■ Supplied data:
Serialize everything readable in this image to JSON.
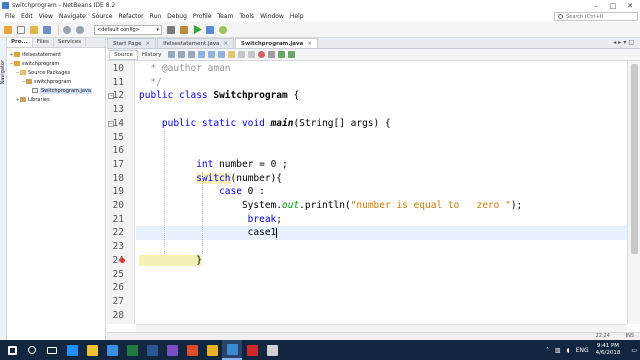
{
  "window": {
    "title": "switchprogram - NetBeans IDE 8.2",
    "controls": [
      "–",
      "□",
      "✕"
    ]
  },
  "menubar": {
    "items": [
      "File",
      "Edit",
      "View",
      "Navigate",
      "Source",
      "Refactor",
      "Run",
      "Debug",
      "Profile",
      "Team",
      "Tools",
      "Window",
      "Help"
    ]
  },
  "search": {
    "placeholder": "Search (Ctrl+I)"
  },
  "toolbar": {
    "config_value": "<default config>",
    "icons": [
      "new-project-icon",
      "new-file-icon",
      "open-project-icon",
      "save-all-icon",
      "undo-icon",
      "redo-icon",
      "build-icon",
      "clean-build-icon",
      "run-icon",
      "debug-icon",
      "profile-icon"
    ]
  },
  "navigator_label": "Navigator",
  "left_panel": {
    "tabs": [
      "Pro...",
      "Files",
      "Services"
    ],
    "tree": [
      {
        "label": "ifelsestatement",
        "depth": 0,
        "toggle": "+",
        "icon": "project"
      },
      {
        "label": "switchprogram",
        "depth": 0,
        "toggle": "−",
        "icon": "project"
      },
      {
        "label": "Source Packages",
        "depth": 1,
        "toggle": "−",
        "icon": "folder"
      },
      {
        "label": "switchprogram",
        "depth": 2,
        "toggle": "−",
        "icon": "package"
      },
      {
        "label": "Switchprogram.java",
        "depth": 3,
        "toggle": "",
        "icon": "java",
        "selected": true
      },
      {
        "label": "Libraries",
        "depth": 1,
        "toggle": "+",
        "icon": "library"
      }
    ]
  },
  "editor_tabs": [
    {
      "label": "Start Page",
      "active": false
    },
    {
      "label": "Ifelsestatement.java",
      "active": false
    },
    {
      "label": "Switchprogram.java",
      "active": true
    }
  ],
  "editor_views": [
    "Source",
    "History"
  ],
  "code_lines": [
    {
      "n": "10",
      "segments": [
        {
          "t": "  * @author aman",
          "c": "cmt"
        }
      ]
    },
    {
      "n": "11",
      "segments": [
        {
          "t": "  */",
          "c": "cmt"
        }
      ]
    },
    {
      "n": "12",
      "segments": [
        {
          "t": "public class ",
          "c": "kw"
        },
        {
          "t": "Switchprogram",
          "c": "bold"
        },
        {
          "t": " {",
          "c": ""
        }
      ]
    },
    {
      "n": "13",
      "segments": []
    },
    {
      "n": "14",
      "segments": [
        {
          "t": "    public static void ",
          "c": "kw"
        },
        {
          "t": "main",
          "c": "bold-it"
        },
        {
          "t": "(String[] args) {",
          "c": ""
        }
      ]
    },
    {
      "n": "15",
      "segments": []
    },
    {
      "n": "16",
      "segments": []
    },
    {
      "n": "17",
      "segments": [
        {
          "t": "          int",
          "c": "kw"
        },
        {
          "t": " number = ",
          "c": ""
        },
        {
          "t": "0",
          "c": ""
        },
        {
          "t": " ;",
          "c": ""
        }
      ]
    },
    {
      "n": "18",
      "segments": [
        {
          "t": "          ",
          "c": ""
        },
        {
          "t": "switch",
          "c": "kw-hl"
        },
        {
          "t": "(number){",
          "c": ""
        }
      ]
    },
    {
      "n": "19",
      "segments": [
        {
          "t": "              case ",
          "c": "kw"
        },
        {
          "t": "0",
          "c": ""
        },
        {
          "t": " :",
          "c": ""
        }
      ]
    },
    {
      "n": "20",
      "segments": [
        {
          "t": "                  System.",
          "c": ""
        },
        {
          "t": "out",
          "c": "it"
        },
        {
          "t": ".println(",
          "c": ""
        },
        {
          "t": "\"number is equal to   zero \"",
          "c": "str"
        },
        {
          "t": ");",
          "c": ""
        }
      ]
    },
    {
      "n": "21",
      "segments": [
        {
          "t": "                   break",
          "c": "kw"
        },
        {
          "t": ";",
          "c": ""
        }
      ]
    },
    {
      "n": "22",
      "segments": [
        {
          "t": "                   case1",
          "c": ""
        }
      ]
    },
    {
      "n": "23",
      "segments": []
    },
    {
      "n": "24",
      "segments": [
        {
          "t": "          }",
          "c": "hl"
        }
      ]
    },
    {
      "n": "25",
      "segments": []
    },
    {
      "n": "26",
      "segments": []
    },
    {
      "n": "27",
      "segments": []
    },
    {
      "n": "28",
      "segments": []
    }
  ],
  "status": {
    "position": "22:24",
    "mode": "INS"
  },
  "taskbar": {
    "apps": [
      {
        "name": "start-icon",
        "color": "#ffffff"
      },
      {
        "name": "search-icon",
        "color": "#ffffff"
      },
      {
        "name": "task-view-icon",
        "color": "#ffffff"
      },
      {
        "name": "edge-icon",
        "color": "#1e90ff"
      },
      {
        "name": "file-explorer-icon",
        "color": "#f2c12e"
      },
      {
        "name": "store-icon",
        "color": "#3b8fe0"
      },
      {
        "name": "excel-icon",
        "color": "#1f7a3f"
      },
      {
        "name": "word-icon",
        "color": "#2b5797"
      },
      {
        "name": "visual-studio-icon",
        "color": "#7a4fc4"
      },
      {
        "name": "media-player-icon",
        "color": "#e04c2a"
      },
      {
        "name": "chrome-icon",
        "color": "#e8b423"
      },
      {
        "name": "netbeans-icon",
        "color": "#3a8ad8"
      },
      {
        "name": "app-icon",
        "color": "#cc2a2a"
      },
      {
        "name": "code-icon",
        "color": "#d0d0d0"
      }
    ],
    "language": "ENG",
    "time": "9:41 PM",
    "date": "4/6/2018"
  }
}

■ Task prompt: Verbatim reproduction of every record is required; images are left out.

■ The solution:
Serialize everything readable in this image to JSON.
{
  "window": {
    "title": "switchprogram - NetBeans IDE 8.2",
    "controls": [
      "–",
      "□",
      "✕"
    ]
  },
  "menubar": {
    "items": [
      "File",
      "Edit",
      "View",
      "Navigate",
      "Source",
      "Refactor",
      "Run",
      "Debug",
      "Profile",
      "Team",
      "Tools",
      "Window",
      "Help"
    ]
  },
  "search": {
    "placeholder": "Search (Ctrl+I)"
  },
  "toolbar": {
    "config_value": "<default config>",
    "icons": [
      "new-project-icon",
      "new-file-icon",
      "open-project-icon",
      "save-all-icon",
      "undo-icon",
      "redo-icon",
      "build-icon",
      "clean-build-icon",
      "run-icon",
      "debug-icon",
      "profile-icon"
    ]
  },
  "navigator_label": "Navigator",
  "left_panel": {
    "tabs": [
      "Pro...",
      "Files",
      "Services"
    ],
    "tree": [
      {
        "label": "ifelsestatement",
        "depth": 0,
        "toggle": "+",
        "icon": "project"
      },
      {
        "label": "switchprogram",
        "depth": 0,
        "toggle": "−",
        "icon": "project"
      },
      {
        "label": "Source Packages",
        "depth": 1,
        "toggle": "−",
        "icon": "folder"
      },
      {
        "label": "switchprogram",
        "depth": 2,
        "toggle": "−",
        "icon": "package"
      },
      {
        "label": "Switchprogram.java",
        "depth": 3,
        "toggle": "",
        "icon": "java",
        "selected": true
      },
      {
        "label": "Libraries",
        "depth": 1,
        "toggle": "+",
        "icon": "library"
      }
    ]
  },
  "editor_tabs": [
    {
      "label": "Start Page",
      "active": false
    },
    {
      "label": "Ifelsestatement.java",
      "active": false
    },
    {
      "label": "Switchprogram.java",
      "active": true
    }
  ],
  "editor_views": [
    "Source",
    "History"
  ],
  "code_lines": [
    {
      "n": "10",
      "segments": [
        {
          "t": "  * @author aman",
          "c": "cmt"
        }
      ]
    },
    {
      "n": "11",
      "segments": [
        {
          "t": "  */",
          "c": "cmt"
        }
      ]
    },
    {
      "n": "12",
      "segments": [
        {
          "t": "public class ",
          "c": "kw"
        },
        {
          "t": "Switchprogram",
          "c": "bold"
        },
        {
          "t": " {",
          "c": ""
        }
      ]
    },
    {
      "n": "13",
      "segments": []
    },
    {
      "n": "14",
      "segments": [
        {
          "t": "    public static void ",
          "c": "kw"
        },
        {
          "t": "main",
          "c": "bold-it"
        },
        {
          "t": "(String[] args) {",
          "c": ""
        }
      ]
    },
    {
      "n": "15",
      "segments": []
    },
    {
      "n": "16",
      "segments": []
    },
    {
      "n": "17",
      "segments": [
        {
          "t": "          int",
          "c": "kw"
        },
        {
          "t": " number = ",
          "c": ""
        },
        {
          "t": "0",
          "c": ""
        },
        {
          "t": " ;",
          "c": ""
        }
      ]
    },
    {
      "n": "18",
      "segments": [
        {
          "t": "          ",
          "c": ""
        },
        {
          "t": "switch",
          "c": "kw-hl"
        },
        {
          "t": "(number){",
          "c": ""
        }
      ]
    },
    {
      "n": "19",
      "segments": [
        {
          "t": "              case ",
          "c": "kw"
        },
        {
          "t": "0",
          "c": ""
        },
        {
          "t": " :",
          "c": ""
        }
      ]
    },
    {
      "n": "20",
      "segments": [
        {
          "t": "                  System.",
          "c": ""
        },
        {
          "t": "out",
          "c": "it"
        },
        {
          "t": ".println(",
          "c": ""
        },
        {
          "t": "\"number is equal to   zero \"",
          "c": "str"
        },
        {
          "t": ");",
          "c": ""
        }
      ]
    },
    {
      "n": "21",
      "segments": [
        {
          "t": "                   break",
          "c": "kw"
        },
        {
          "t": ";",
          "c": ""
        }
      ]
    },
    {
      "n": "22",
      "segments": [
        {
          "t": "                   case1",
          "c": ""
        }
      ]
    },
    {
      "n": "23",
      "segments": []
    },
    {
      "n": "24",
      "segments": [
        {
          "t": "          }",
          "c": "hl"
        }
      ]
    },
    {
      "n": "25",
      "segments": []
    },
    {
      "n": "26",
      "segments": []
    },
    {
      "n": "27",
      "segments": []
    },
    {
      "n": "28",
      "segments": []
    }
  ],
  "status": {
    "position": "22:24",
    "mode": "INS"
  },
  "taskbar": {
    "apps": [
      {
        "name": "start-icon",
        "color": "#ffffff"
      },
      {
        "name": "search-icon",
        "color": "#ffffff"
      },
      {
        "name": "task-view-icon",
        "color": "#ffffff"
      },
      {
        "name": "edge-icon",
        "color": "#1e90ff"
      },
      {
        "name": "file-explorer-icon",
        "color": "#f2c12e"
      },
      {
        "name": "store-icon",
        "color": "#3b8fe0"
      },
      {
        "name": "excel-icon",
        "color": "#1f7a3f"
      },
      {
        "name": "word-icon",
        "color": "#2b5797"
      },
      {
        "name": "visual-studio-icon",
        "color": "#7a4fc4"
      },
      {
        "name": "media-player-icon",
        "color": "#e04c2a"
      },
      {
        "name": "chrome-icon",
        "color": "#e8b423"
      },
      {
        "name": "netbeans-icon",
        "color": "#3a8ad8"
      },
      {
        "name": "app-icon",
        "color": "#cc2a2a"
      },
      {
        "name": "code-icon",
        "color": "#d0d0d0"
      }
    ],
    "language": "ENG",
    "time": "9:41 PM",
    "date": "4/6/2018"
  }
}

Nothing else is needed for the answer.